WRITTEN INSTRUCTION: From the listing below, pull each line that includes "link".

Extracted records:
++++++++++++++++++++
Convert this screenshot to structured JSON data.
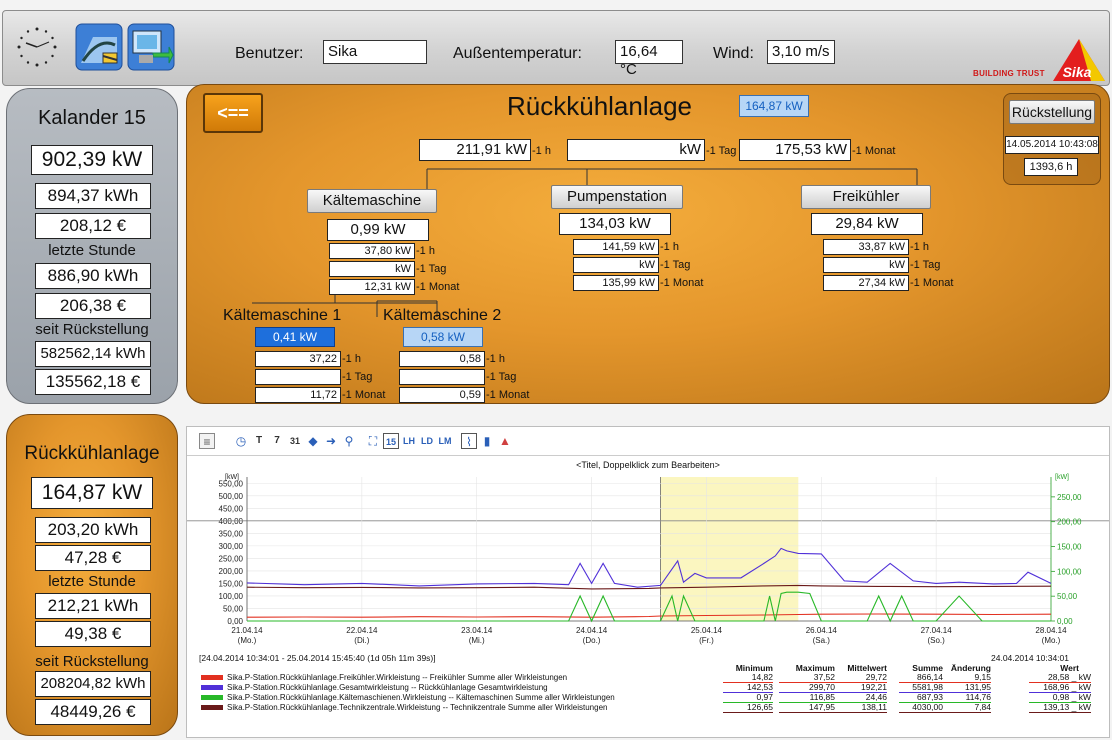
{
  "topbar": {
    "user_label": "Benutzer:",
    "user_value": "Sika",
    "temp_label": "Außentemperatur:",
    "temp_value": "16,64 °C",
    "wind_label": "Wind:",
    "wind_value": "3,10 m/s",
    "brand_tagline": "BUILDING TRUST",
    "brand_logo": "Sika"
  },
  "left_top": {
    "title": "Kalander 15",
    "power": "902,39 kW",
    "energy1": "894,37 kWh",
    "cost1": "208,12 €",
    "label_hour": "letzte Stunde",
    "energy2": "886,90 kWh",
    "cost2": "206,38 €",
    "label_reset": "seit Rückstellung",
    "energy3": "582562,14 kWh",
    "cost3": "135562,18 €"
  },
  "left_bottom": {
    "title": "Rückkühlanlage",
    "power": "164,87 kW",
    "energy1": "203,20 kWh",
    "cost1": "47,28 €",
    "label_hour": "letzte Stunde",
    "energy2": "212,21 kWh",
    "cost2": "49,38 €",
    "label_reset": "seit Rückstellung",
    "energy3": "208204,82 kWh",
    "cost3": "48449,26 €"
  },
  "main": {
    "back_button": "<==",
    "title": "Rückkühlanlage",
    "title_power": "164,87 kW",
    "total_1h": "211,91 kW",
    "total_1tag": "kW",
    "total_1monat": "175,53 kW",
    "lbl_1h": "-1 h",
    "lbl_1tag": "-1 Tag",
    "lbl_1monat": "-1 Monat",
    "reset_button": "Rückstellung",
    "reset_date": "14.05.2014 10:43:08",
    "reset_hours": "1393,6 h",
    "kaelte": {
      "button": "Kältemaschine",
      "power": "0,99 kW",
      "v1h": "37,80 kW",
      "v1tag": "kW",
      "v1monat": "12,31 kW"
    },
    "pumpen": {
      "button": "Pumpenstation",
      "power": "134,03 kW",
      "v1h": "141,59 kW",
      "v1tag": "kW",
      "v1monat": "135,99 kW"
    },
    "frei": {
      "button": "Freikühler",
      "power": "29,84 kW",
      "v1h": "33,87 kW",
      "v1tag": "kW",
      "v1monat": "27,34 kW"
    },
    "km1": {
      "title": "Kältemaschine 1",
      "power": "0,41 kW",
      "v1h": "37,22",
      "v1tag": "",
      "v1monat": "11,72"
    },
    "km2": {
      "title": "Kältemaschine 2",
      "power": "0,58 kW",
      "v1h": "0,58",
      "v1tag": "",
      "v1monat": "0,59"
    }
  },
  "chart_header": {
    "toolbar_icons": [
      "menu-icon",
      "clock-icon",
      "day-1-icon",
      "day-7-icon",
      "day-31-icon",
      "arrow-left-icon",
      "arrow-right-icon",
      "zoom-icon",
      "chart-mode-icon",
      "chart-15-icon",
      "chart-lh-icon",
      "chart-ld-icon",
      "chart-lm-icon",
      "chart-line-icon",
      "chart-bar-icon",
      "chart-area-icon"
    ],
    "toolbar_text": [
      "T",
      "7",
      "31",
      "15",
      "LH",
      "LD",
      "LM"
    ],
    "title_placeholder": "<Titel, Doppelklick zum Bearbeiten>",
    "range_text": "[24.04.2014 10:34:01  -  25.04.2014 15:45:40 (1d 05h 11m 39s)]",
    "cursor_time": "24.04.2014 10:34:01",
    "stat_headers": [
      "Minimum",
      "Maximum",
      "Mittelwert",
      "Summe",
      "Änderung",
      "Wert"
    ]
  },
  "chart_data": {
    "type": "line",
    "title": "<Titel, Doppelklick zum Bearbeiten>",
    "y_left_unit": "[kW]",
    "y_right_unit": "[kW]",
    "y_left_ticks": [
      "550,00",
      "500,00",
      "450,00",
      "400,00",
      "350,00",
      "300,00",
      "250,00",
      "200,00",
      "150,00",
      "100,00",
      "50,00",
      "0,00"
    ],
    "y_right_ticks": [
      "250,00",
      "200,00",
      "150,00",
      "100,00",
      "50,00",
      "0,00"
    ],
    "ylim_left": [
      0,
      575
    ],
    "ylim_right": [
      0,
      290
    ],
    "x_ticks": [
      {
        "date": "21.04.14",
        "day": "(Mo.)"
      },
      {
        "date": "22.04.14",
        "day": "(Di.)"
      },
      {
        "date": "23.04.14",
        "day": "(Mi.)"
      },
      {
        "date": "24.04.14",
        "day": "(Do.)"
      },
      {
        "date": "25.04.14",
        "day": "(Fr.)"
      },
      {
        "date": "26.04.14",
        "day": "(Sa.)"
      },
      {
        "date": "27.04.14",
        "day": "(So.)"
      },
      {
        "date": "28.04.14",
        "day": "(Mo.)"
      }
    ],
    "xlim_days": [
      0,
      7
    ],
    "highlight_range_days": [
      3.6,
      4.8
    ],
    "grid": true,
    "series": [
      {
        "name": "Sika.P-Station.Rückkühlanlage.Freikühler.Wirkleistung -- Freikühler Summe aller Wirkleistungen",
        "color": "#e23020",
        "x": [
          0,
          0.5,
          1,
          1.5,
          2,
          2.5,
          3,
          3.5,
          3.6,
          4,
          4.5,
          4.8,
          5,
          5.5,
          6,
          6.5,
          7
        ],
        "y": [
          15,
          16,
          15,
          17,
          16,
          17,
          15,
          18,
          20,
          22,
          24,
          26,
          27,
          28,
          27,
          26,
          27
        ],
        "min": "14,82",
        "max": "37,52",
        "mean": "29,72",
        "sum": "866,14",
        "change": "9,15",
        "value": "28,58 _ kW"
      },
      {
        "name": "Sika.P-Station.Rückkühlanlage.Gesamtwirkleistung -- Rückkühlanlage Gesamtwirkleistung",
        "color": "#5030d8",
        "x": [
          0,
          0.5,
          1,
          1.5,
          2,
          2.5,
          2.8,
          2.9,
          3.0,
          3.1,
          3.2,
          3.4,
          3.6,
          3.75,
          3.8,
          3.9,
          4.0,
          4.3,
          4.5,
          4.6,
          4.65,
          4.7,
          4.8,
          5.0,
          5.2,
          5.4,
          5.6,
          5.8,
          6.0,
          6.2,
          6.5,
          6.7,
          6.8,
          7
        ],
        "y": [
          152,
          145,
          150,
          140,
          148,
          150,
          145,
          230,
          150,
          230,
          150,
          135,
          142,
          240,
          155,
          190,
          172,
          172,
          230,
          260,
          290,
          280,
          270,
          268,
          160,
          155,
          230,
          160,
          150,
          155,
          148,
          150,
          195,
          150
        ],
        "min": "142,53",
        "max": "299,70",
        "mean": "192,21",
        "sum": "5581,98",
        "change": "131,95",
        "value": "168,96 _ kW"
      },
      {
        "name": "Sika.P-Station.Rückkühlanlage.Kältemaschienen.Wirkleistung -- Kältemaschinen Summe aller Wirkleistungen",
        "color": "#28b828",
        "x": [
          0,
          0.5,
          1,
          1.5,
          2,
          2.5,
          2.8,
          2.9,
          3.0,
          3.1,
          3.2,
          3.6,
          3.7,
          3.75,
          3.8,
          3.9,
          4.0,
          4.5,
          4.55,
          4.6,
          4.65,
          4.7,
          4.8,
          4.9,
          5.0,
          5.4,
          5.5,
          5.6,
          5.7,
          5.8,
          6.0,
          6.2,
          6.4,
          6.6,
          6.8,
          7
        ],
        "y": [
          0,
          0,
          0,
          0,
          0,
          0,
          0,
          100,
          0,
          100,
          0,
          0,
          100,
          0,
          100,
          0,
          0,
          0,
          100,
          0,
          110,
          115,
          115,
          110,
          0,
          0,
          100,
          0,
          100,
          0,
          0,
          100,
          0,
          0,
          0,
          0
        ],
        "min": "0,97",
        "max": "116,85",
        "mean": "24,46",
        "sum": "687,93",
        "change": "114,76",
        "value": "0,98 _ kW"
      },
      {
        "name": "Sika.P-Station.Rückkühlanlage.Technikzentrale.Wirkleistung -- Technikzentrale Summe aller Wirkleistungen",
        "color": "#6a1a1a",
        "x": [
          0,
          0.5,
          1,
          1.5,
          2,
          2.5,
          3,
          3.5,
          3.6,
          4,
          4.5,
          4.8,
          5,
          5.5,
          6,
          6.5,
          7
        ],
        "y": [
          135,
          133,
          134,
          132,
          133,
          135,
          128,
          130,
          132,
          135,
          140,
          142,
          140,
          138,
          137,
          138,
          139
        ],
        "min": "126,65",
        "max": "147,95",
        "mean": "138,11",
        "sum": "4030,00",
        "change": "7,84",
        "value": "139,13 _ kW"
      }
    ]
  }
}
++++++++++++++++++++
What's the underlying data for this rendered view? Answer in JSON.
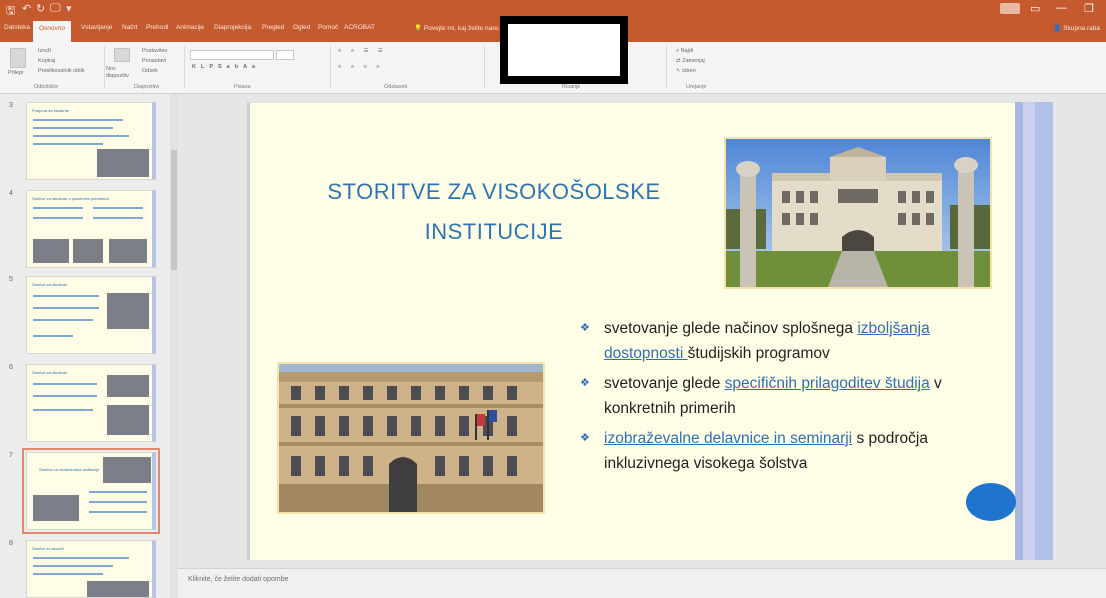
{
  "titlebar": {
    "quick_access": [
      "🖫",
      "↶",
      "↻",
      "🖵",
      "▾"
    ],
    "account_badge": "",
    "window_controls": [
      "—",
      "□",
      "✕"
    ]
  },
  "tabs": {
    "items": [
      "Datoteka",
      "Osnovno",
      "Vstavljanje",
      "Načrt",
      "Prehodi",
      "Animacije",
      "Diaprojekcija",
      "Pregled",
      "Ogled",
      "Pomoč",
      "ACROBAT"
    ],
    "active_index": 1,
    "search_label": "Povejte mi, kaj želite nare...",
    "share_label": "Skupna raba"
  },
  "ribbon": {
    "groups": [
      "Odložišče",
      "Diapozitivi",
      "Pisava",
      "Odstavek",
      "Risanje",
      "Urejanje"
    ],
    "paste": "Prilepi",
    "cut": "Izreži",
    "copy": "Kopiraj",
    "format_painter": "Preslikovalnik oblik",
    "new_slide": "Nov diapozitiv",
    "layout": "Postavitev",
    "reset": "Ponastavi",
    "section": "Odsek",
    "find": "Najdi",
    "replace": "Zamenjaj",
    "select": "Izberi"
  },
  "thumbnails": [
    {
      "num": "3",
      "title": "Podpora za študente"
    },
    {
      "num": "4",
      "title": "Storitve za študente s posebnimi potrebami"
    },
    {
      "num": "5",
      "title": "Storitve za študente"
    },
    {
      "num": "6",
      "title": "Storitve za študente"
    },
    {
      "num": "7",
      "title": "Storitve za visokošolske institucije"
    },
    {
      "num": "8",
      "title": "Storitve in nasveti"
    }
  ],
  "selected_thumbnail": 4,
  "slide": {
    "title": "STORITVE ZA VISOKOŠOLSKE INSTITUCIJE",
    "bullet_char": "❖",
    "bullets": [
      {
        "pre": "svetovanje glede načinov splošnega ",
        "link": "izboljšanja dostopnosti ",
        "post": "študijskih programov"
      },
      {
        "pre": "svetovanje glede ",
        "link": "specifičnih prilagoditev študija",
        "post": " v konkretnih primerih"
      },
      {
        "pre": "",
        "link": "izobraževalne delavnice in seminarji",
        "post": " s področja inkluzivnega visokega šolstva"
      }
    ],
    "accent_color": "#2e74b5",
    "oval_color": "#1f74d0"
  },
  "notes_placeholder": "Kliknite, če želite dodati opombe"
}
++++++++++++++++++++
TASK ANSWER:
        "link": "izboljšanja dostopnosti ",
        "link": "specifičnih prilagoditev študija",
        "link": "izobraževalne delavnice in seminarji",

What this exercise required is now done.